***** Dataset entries *****

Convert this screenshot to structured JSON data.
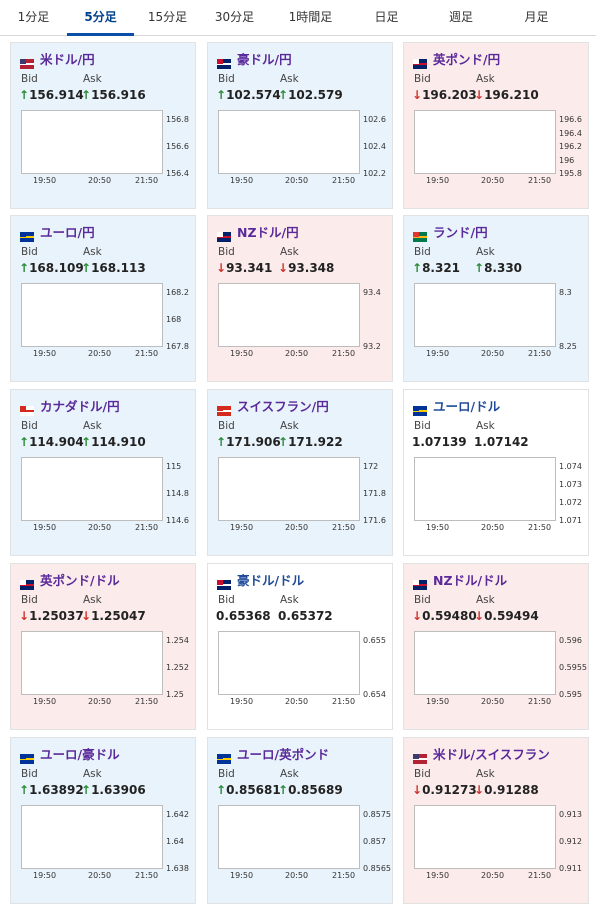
{
  "tabs": [
    {
      "label": "1分足",
      "active": false
    },
    {
      "label": "5分足",
      "active": true
    },
    {
      "label": "15分足",
      "active": false
    },
    {
      "label": "30分足",
      "active": false
    },
    {
      "label": "1時間足",
      "active": false
    },
    {
      "label": "日足",
      "active": false
    },
    {
      "label": "週足",
      "active": false
    },
    {
      "label": "月足",
      "active": false
    }
  ],
  "labels": {
    "bid": "Bid",
    "ask": "Ask"
  },
  "x_ticks": [
    "19:50",
    "20:50",
    "21:50"
  ],
  "pairs": [
    {
      "name": "米ドル/円",
      "flag": "us-flag",
      "trend": "up",
      "bid": "156.914",
      "ask": "156.916",
      "bid_dir": "up",
      "ask_dir": "up",
      "y_ticks": [
        "156.8",
        "156.6",
        "156.4"
      ]
    },
    {
      "name": "豪ドル/円",
      "flag": "au-flag",
      "trend": "up",
      "bid": "102.574",
      "ask": "102.579",
      "bid_dir": "up",
      "ask_dir": "up",
      "y_ticks": [
        "102.6",
        "102.4",
        "102.2"
      ]
    },
    {
      "name": "英ポンド/円",
      "flag": "gb-flag",
      "trend": "down",
      "bid": "196.203",
      "ask": "196.210",
      "bid_dir": "down",
      "ask_dir": "down",
      "y_ticks": [
        "196.6",
        "196.4",
        "196.2",
        "196",
        "195.8"
      ]
    },
    {
      "name": "ユーロ/円",
      "flag": "eu-flag",
      "trend": "up",
      "bid": "168.109",
      "ask": "168.113",
      "bid_dir": "up",
      "ask_dir": "up",
      "y_ticks": [
        "168.2",
        "168",
        "167.8"
      ]
    },
    {
      "name": "NZドル/円",
      "flag": "nz-flag",
      "trend": "down",
      "bid": "93.341",
      "ask": "93.348",
      "bid_dir": "down",
      "ask_dir": "down",
      "y_ticks": [
        "93.4",
        "93.2"
      ]
    },
    {
      "name": "ランド/円",
      "flag": "za-flag",
      "trend": "up",
      "bid": "8.321",
      "ask": "8.330",
      "bid_dir": "up",
      "ask_dir": "up",
      "y_ticks": [
        "8.3",
        "8.25"
      ]
    },
    {
      "name": "カナダドル/円",
      "flag": "ca-flag",
      "trend": "up",
      "bid": "114.904",
      "ask": "114.910",
      "bid_dir": "up",
      "ask_dir": "up",
      "y_ticks": [
        "115",
        "114.8",
        "114.6"
      ]
    },
    {
      "name": "スイスフラン/円",
      "flag": "ch-flag",
      "trend": "up",
      "bid": "171.906",
      "ask": "171.922",
      "bid_dir": "up",
      "ask_dir": "up",
      "y_ticks": [
        "172",
        "171.8",
        "171.6"
      ]
    },
    {
      "name": "ユーロ/ドル",
      "flag": "eu-us-flag",
      "trend": "flat",
      "bid": "1.07139",
      "ask": "1.07142",
      "bid_dir": "none",
      "ask_dir": "none",
      "y_ticks": [
        "1.074",
        "1.073",
        "1.072",
        "1.071"
      ]
    },
    {
      "name": "英ポンド/ドル",
      "flag": "gb-us-flag",
      "trend": "down",
      "bid": "1.25037",
      "ask": "1.25047",
      "bid_dir": "down",
      "ask_dir": "down",
      "y_ticks": [
        "1.254",
        "1.252",
        "1.25"
      ]
    },
    {
      "name": "豪ドル/ドル",
      "flag": "au-us-flag",
      "trend": "flat",
      "bid": "0.65368",
      "ask": "0.65372",
      "bid_dir": "none",
      "ask_dir": "none",
      "y_ticks": [
        "0.655",
        "0.654"
      ]
    },
    {
      "name": "NZドル/ドル",
      "flag": "nz-us-flag",
      "trend": "down",
      "bid": "0.59480",
      "ask": "0.59494",
      "bid_dir": "down",
      "ask_dir": "down",
      "y_ticks": [
        "0.596",
        "0.5955",
        "0.595"
      ]
    },
    {
      "name": "ユーロ/豪ドル",
      "flag": "eu-au-flag",
      "trend": "up",
      "bid": "1.63892",
      "ask": "1.63906",
      "bid_dir": "up",
      "ask_dir": "up",
      "y_ticks": [
        "1.642",
        "1.64",
        "1.638"
      ]
    },
    {
      "name": "ユーロ/英ポンド",
      "flag": "eu-gb-flag",
      "trend": "up",
      "bid": "0.85681",
      "ask": "0.85689",
      "bid_dir": "up",
      "ask_dir": "up",
      "y_ticks": [
        "0.8575",
        "0.857",
        "0.8565"
      ]
    },
    {
      "name": "米ドル/スイスフラン",
      "flag": "us-ch-flag",
      "trend": "down",
      "bid": "0.91273",
      "ask": "0.91288",
      "bid_dir": "down",
      "ask_dir": "down",
      "y_ticks": [
        "0.913",
        "0.912",
        "0.911"
      ]
    }
  ],
  "arrows": {
    "up": "↑",
    "down": "↓",
    "none": ""
  }
}
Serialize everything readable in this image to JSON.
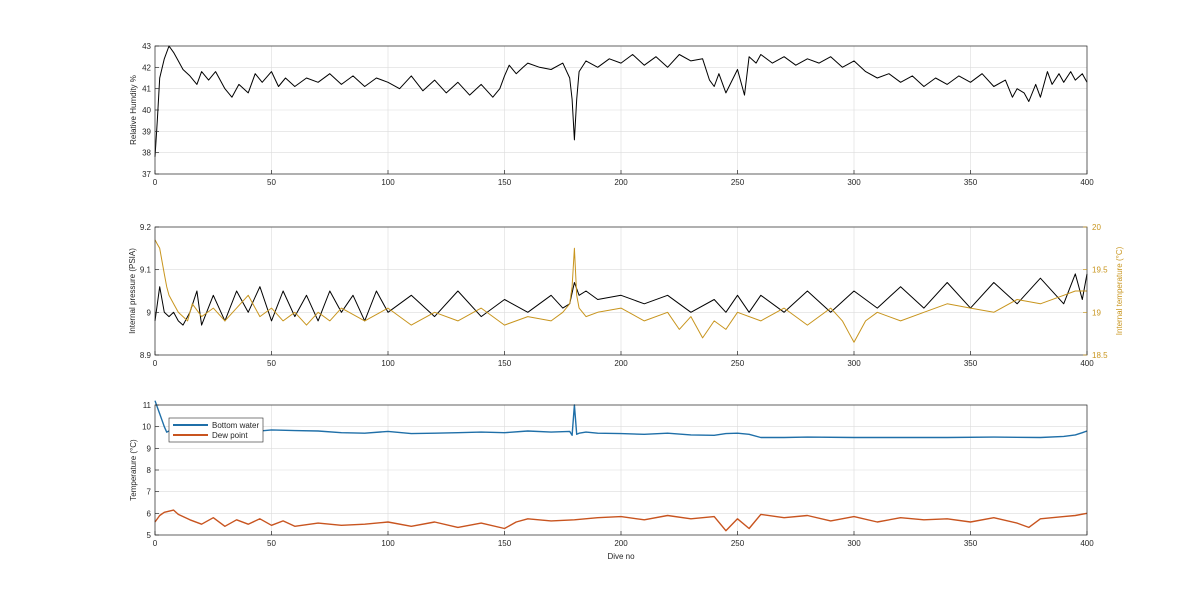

*****

What you need to do: All of the material above is to be copied exactly, except for its images.

Finished task:
Convert this screenshot to structured JSON data.
{
  "tabs": [
    {
      "label": "1分足",
      "active": false
    },
    {
      "label": "5分足",
      "active": true
    },
    {
      "label": "15分足",
      "active": false
    },
    {
      "label": "30分足",
      "active": false
    },
    {
      "label": "1時間足",
      "active": false
    },
    {
      "label": "日足",
      "active": false
    },
    {
      "label": "週足",
      "active": false
    },
    {
      "label": "月足",
      "active": false
    }
  ],
  "labels": {
    "bid": "Bid",
    "ask": "Ask"
  },
  "x_ticks": [
    "19:50",
    "20:50",
    "21:50"
  ],
  "pairs": [
    {
      "name": "米ドル/円",
      "flag": "us-flag",
      "trend": "up",
      "bid": "156.914",
      "ask": "156.916",
      "bid_dir": "up",
      "ask_dir": "up",
      "y_ticks": [
        "156.8",
        "156.6",
        "156.4"
      ]
    },
    {
      "name": "豪ドル/円",
      "flag": "au-flag",
      "trend": "up",
      "bid": "102.574",
      "ask": "102.579",
      "bid_dir": "up",
      "ask_dir": "up",
      "y_ticks": [
        "102.6",
        "102.4",
        "102.2"
      ]
    },
    {
      "name": "英ポンド/円",
      "flag": "gb-flag",
      "trend": "down",
      "bid": "196.203",
      "ask": "196.210",
      "bid_dir": "down",
      "ask_dir": "down",
      "y_ticks": [
        "196.6",
        "196.4",
        "196.2",
        "196",
        "195.8"
      ]
    },
    {
      "name": "ユーロ/円",
      "flag": "eu-flag",
      "trend": "up",
      "bid": "168.109",
      "ask": "168.113",
      "bid_dir": "up",
      "ask_dir": "up",
      "y_ticks": [
        "168.2",
        "168",
        "167.8"
      ]
    },
    {
      "name": "NZドル/円",
      "flag": "nz-flag",
      "trend": "down",
      "bid": "93.341",
      "ask": "93.348",
      "bid_dir": "down",
      "ask_dir": "down",
      "y_ticks": [
        "93.4",
        "93.2"
      ]
    },
    {
      "name": "ランド/円",
      "flag": "za-flag",
      "trend": "up",
      "bid": "8.321",
      "ask": "8.330",
      "bid_dir": "up",
      "ask_dir": "up",
      "y_ticks": [
        "8.3",
        "8.25"
      ]
    },
    {
      "name": "カナダドル/円",
      "flag": "ca-flag",
      "trend": "up",
      "bid": "114.904",
      "ask": "114.910",
      "bid_dir": "up",
      "ask_dir": "up",
      "y_ticks": [
        "115",
        "114.8",
        "114.6"
      ]
    },
    {
      "name": "スイスフラン/円",
      "flag": "ch-flag",
      "trend": "up",
      "bid": "171.906",
      "ask": "171.922",
      "bid_dir": "up",
      "ask_dir": "up",
      "y_ticks": [
        "172",
        "171.8",
        "171.6"
      ]
    },
    {
      "name": "ユーロ/ドル",
      "flag": "eu-us-flag",
      "trend": "flat",
      "bid": "1.07139",
      "ask": "1.07142",
      "bid_dir": "none",
      "ask_dir": "none",
      "y_ticks": [
        "1.074",
        "1.073",
        "1.072",
        "1.071"
      ]
    },
    {
      "name": "英ポンド/ドル",
      "flag": "gb-us-flag",
      "trend": "down",
      "bid": "1.25037",
      "ask": "1.25047",
      "bid_dir": "down",
      "ask_dir": "down",
      "y_ticks": [
        "1.254",
        "1.252",
        "1.25"
      ]
    },
    {
      "name": "豪ドル/ドル",
      "flag": "au-us-flag",
      "trend": "flat",
      "bid": "0.65368",
      "ask": "0.65372",
      "bid_dir": "none",
      "ask_dir": "none",
      "y_ticks": [
        "0.655",
        "0.654"
      ]
    },
    {
      "name": "NZドル/ドル",
      "flag": "nz-us-flag",
      "trend": "down",
      "bid": "0.59480",
      "ask": "0.59494",
      "bid_dir": "down",
      "ask_dir": "down",
      "y_ticks": [
        "0.596",
        "0.5955",
        "0.595"
      ]
    },
    {
      "name": "ユーロ/豪ドル",
      "flag": "eu-au-flag",
      "trend": "up",
      "bid": "1.63892",
      "ask": "1.63906",
      "bid_dir": "up",
      "ask_dir": "up",
      "y_ticks": [
        "1.642",
        "1.64",
        "1.638"
      ]
    },
    {
      "name": "ユーロ/英ポンド",
      "flag": "eu-gb-flag",
      "trend": "up",
      "bid": "0.85681",
      "ask": "0.85689",
      "bid_dir": "up",
      "ask_dir": "up",
      "y_ticks": [
        "0.8575",
        "0.857",
        "0.8565"
      ]
    },
    {
      "name": "米ドル/スイスフラン",
      "flag": "us-ch-flag",
      "trend": "down",
      "bid": "0.91273",
      "ask": "0.91288",
      "bid_dir": "down",
      "ask_dir": "down",
      "y_ticks": [
        "0.913",
        "0.912",
        "0.911"
      ]
    }
  ],
  "arrows": {
    "up": "↑",
    "down": "↓",
    "none": ""
  }
}
Serialize everything readable in this image to JSON.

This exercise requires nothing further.